• TEKS BACAAN:
Penelitian ini dilakukan di Amerika Serikat dengan mewawancarai 12.686 orang berusia 14-22 tahun. Penelitian ini melihat pada IQ, pendidikan anak serta status sosial ekonomi. Hasilnya, faktor penentu terbaik dari kecerdasan tentu saja adalah IQ dari ibu.
Tulisan ini tidak mau menegasikan peran bapak dan juga bukan hendak mengatakan “rapopo bersuami yang IQ nya rendah”. Sosok bapak tetap memiliki peran besar dalam pertumbuhan anak, namun itu bersifat baru bukan bawaan sejak lahir.
Oleh karenanya pentingnya meningkatkan kualitas seorang perempuan adalah sama pentingnya dengan pentingnya meningkatkan kualitas seorang laki-laki. Kualitas perempuan dibutuhkan sejak dalam pendidikan dalam rahim dan awal pertumbuhan anak sedangkan kualitas laki-laki dibutuhkan untuk menyempurnakan pembentukan karakter anak sampai ia tumbuh dewasa.

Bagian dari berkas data
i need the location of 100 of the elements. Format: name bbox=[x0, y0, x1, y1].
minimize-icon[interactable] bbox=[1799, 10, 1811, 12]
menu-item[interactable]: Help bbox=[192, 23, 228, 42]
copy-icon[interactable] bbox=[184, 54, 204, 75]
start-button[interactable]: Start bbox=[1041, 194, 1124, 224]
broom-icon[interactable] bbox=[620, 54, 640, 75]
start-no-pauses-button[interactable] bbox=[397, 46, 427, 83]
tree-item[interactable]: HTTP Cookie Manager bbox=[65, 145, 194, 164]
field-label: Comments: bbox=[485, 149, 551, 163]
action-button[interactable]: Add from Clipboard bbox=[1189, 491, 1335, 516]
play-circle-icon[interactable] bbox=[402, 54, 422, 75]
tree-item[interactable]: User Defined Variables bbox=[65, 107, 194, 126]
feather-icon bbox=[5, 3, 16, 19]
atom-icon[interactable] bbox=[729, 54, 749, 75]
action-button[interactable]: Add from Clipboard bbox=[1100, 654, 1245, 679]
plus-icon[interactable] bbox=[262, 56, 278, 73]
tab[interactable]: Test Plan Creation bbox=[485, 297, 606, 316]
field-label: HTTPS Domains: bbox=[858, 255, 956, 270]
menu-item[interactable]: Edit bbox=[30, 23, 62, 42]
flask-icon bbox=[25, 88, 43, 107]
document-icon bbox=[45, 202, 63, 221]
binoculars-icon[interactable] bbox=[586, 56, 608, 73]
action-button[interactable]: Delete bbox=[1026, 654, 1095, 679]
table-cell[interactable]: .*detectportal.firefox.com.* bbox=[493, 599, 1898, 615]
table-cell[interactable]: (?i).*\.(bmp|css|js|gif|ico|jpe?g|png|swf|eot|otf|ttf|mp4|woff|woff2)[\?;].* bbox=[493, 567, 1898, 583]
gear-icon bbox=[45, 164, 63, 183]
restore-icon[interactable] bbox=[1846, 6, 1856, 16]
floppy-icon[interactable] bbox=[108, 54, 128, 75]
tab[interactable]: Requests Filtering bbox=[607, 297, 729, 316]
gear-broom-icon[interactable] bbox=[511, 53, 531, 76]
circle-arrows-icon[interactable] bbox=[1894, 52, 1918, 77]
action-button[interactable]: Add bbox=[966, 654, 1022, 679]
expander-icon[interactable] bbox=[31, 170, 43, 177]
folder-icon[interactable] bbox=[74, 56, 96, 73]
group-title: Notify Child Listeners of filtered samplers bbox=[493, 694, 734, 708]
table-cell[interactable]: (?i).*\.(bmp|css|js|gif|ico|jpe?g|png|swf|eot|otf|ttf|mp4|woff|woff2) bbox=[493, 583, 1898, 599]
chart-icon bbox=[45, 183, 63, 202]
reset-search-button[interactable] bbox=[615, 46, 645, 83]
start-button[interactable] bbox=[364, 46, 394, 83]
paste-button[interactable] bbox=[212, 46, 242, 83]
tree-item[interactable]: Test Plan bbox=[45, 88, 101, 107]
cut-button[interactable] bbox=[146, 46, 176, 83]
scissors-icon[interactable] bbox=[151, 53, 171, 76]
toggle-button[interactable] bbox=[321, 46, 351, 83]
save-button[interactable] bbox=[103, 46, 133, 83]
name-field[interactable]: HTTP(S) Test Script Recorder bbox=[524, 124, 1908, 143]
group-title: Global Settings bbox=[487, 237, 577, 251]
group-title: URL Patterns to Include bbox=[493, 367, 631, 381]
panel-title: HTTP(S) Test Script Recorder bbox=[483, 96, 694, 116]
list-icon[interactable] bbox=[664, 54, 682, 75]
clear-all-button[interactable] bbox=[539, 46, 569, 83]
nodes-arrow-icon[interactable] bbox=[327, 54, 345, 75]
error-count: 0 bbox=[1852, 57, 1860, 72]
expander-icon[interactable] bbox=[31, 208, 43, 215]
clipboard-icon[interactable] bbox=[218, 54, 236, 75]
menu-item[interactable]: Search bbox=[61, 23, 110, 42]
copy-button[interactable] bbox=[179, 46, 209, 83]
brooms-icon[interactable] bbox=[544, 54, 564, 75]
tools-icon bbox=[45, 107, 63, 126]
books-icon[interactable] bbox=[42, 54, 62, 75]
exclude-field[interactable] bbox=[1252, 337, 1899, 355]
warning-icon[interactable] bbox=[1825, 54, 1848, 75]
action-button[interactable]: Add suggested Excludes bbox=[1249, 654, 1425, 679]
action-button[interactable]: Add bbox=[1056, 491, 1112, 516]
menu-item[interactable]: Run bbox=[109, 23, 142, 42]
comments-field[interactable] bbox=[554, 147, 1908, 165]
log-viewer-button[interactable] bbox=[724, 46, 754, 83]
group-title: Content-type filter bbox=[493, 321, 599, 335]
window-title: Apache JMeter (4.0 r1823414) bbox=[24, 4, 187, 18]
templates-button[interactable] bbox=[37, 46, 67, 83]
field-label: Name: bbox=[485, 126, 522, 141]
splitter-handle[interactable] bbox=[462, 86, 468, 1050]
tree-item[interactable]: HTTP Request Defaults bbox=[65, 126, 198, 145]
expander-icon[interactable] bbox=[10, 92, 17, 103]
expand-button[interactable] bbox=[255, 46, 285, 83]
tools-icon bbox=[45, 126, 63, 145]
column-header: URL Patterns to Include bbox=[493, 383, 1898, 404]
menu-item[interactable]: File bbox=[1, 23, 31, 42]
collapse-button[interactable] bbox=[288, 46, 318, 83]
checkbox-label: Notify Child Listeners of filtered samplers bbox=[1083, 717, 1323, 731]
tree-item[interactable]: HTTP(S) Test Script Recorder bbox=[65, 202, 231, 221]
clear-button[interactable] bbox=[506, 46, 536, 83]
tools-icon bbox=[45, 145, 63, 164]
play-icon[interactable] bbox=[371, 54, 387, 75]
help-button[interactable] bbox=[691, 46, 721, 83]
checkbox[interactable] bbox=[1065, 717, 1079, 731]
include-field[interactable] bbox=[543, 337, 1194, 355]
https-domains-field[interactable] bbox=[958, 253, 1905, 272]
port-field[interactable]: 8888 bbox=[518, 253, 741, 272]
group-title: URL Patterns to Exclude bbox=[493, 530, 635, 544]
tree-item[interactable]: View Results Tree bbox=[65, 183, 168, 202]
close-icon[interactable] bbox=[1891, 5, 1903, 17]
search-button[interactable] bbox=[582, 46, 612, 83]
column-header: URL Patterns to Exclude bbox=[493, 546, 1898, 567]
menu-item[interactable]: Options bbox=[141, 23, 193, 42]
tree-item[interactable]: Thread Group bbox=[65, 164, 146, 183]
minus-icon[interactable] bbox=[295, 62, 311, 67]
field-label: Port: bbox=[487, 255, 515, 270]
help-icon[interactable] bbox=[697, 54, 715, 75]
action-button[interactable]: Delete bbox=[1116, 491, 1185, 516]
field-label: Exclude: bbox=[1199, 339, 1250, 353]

• LATIHAN SINGKAT 1: Sebutkan semua hal yang dilihat oleh penelitian di Amerika Serikat menurut teks tentang kecerdasan anak.
• LATIHAN SINGKAT 2: Teruskan teks tentang kecerdasan anak mulai dari sesudah kalimat terakhirnya.

• JAWABAN BENAR 1: IQ, pendidikan anak, dan status sosial ekonomi.

• JAWABAN BENAR 2:
Maka menjadi salah telak anggapan yang menyerahkan kualitas keluarga hanya pada suami sementara istri sekedar pelengkap saja. Pepatah arab di atas menjadi alasan terpenting seorang perempuan harus berkualitas demi menjadikan generasi-generasi mendatang lebih berkualitas.
Seperti yang dikatakan Dian Sastro, “Ibu yang cerdas akan melahirkan anak yang cerdas” sebagaimana sekolah unggulan akan melahirkan alumni-alumni yang unggul pula. Jadi mari terus tingkatkan pendidikan kita (perempuan), bukan untuk kita sendiri tapi untuk anak-cucu kita. Jadi, masih rela putus pendidikan di tengah jalan???